-- START EXTRACTED DATA --

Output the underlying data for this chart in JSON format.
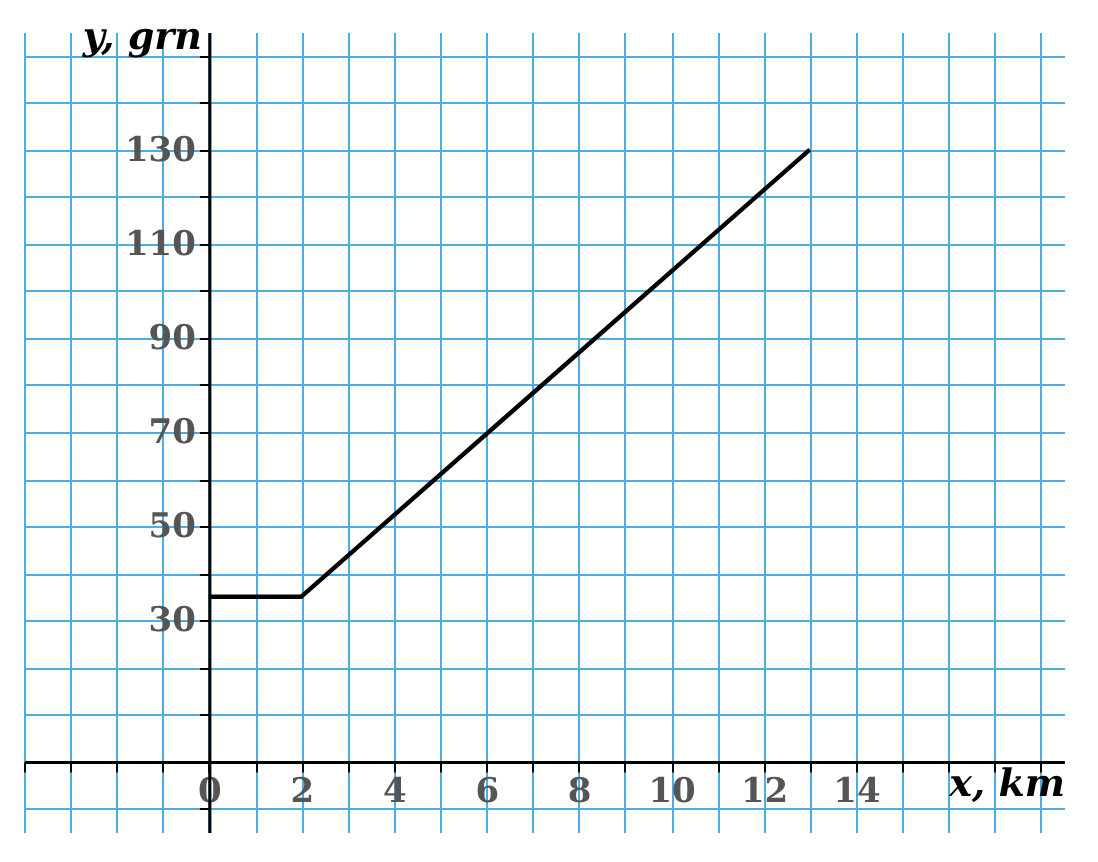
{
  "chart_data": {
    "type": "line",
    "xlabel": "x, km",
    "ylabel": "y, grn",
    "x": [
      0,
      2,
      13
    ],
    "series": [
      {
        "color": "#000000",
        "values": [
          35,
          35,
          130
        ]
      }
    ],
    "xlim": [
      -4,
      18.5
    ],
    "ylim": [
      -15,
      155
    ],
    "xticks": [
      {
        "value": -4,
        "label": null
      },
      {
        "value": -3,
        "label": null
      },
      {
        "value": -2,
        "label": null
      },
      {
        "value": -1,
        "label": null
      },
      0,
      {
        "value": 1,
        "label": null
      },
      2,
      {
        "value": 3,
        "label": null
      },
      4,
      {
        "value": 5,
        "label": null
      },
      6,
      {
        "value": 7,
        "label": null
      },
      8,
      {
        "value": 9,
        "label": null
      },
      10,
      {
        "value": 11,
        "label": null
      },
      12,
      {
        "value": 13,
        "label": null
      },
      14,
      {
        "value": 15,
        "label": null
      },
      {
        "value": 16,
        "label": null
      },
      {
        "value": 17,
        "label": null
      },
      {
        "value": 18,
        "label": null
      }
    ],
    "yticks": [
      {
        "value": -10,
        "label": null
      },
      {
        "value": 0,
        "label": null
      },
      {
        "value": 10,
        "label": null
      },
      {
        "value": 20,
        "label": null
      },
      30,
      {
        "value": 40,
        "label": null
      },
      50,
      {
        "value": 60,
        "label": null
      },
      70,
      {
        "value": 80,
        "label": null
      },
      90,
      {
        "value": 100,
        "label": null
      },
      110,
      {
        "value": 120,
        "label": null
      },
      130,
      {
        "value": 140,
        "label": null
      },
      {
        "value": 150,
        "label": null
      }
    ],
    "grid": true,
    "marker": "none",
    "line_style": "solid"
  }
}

-- END EXTRACTED DATA --

_EXERCISE PROMPT_
All of the entries above should be duplicated exactly, except for the pictures.

_EXERCISE RESULT_
Output the underlying data for this chart in JSON format.
{
  "chart_data": {
    "type": "line",
    "xlabel": "x, km",
    "ylabel": "y, grn",
    "x": [
      0,
      2,
      13
    ],
    "series": [
      {
        "color": "#000000",
        "values": [
          35,
          35,
          130
        ]
      }
    ],
    "xlim": [
      -4,
      18.5
    ],
    "ylim": [
      -15,
      155
    ],
    "xticks": [
      {
        "value": -4,
        "label": null
      },
      {
        "value": -3,
        "label": null
      },
      {
        "value": -2,
        "label": null
      },
      {
        "value": -1,
        "label": null
      },
      0,
      {
        "value": 1,
        "label": null
      },
      2,
      {
        "value": 3,
        "label": null
      },
      4,
      {
        "value": 5,
        "label": null
      },
      6,
      {
        "value": 7,
        "label": null
      },
      8,
      {
        "value": 9,
        "label": null
      },
      10,
      {
        "value": 11,
        "label": null
      },
      12,
      {
        "value": 13,
        "label": null
      },
      14,
      {
        "value": 15,
        "label": null
      },
      {
        "value": 16,
        "label": null
      },
      {
        "value": 17,
        "label": null
      },
      {
        "value": 18,
        "label": null
      }
    ],
    "yticks": [
      {
        "value": -10,
        "label": null
      },
      {
        "value": 0,
        "label": null
      },
      {
        "value": 10,
        "label": null
      },
      {
        "value": 20,
        "label": null
      },
      30,
      {
        "value": 40,
        "label": null
      },
      50,
      {
        "value": 60,
        "label": null
      },
      70,
      {
        "value": 80,
        "label": null
      },
      90,
      {
        "value": 100,
        "label": null
      },
      110,
      {
        "value": 120,
        "label": null
      },
      130,
      {
        "value": 140,
        "label": null
      },
      {
        "value": 150,
        "label": null
      }
    ],
    "grid": true,
    "marker": "none",
    "line_style": "solid"
  }
}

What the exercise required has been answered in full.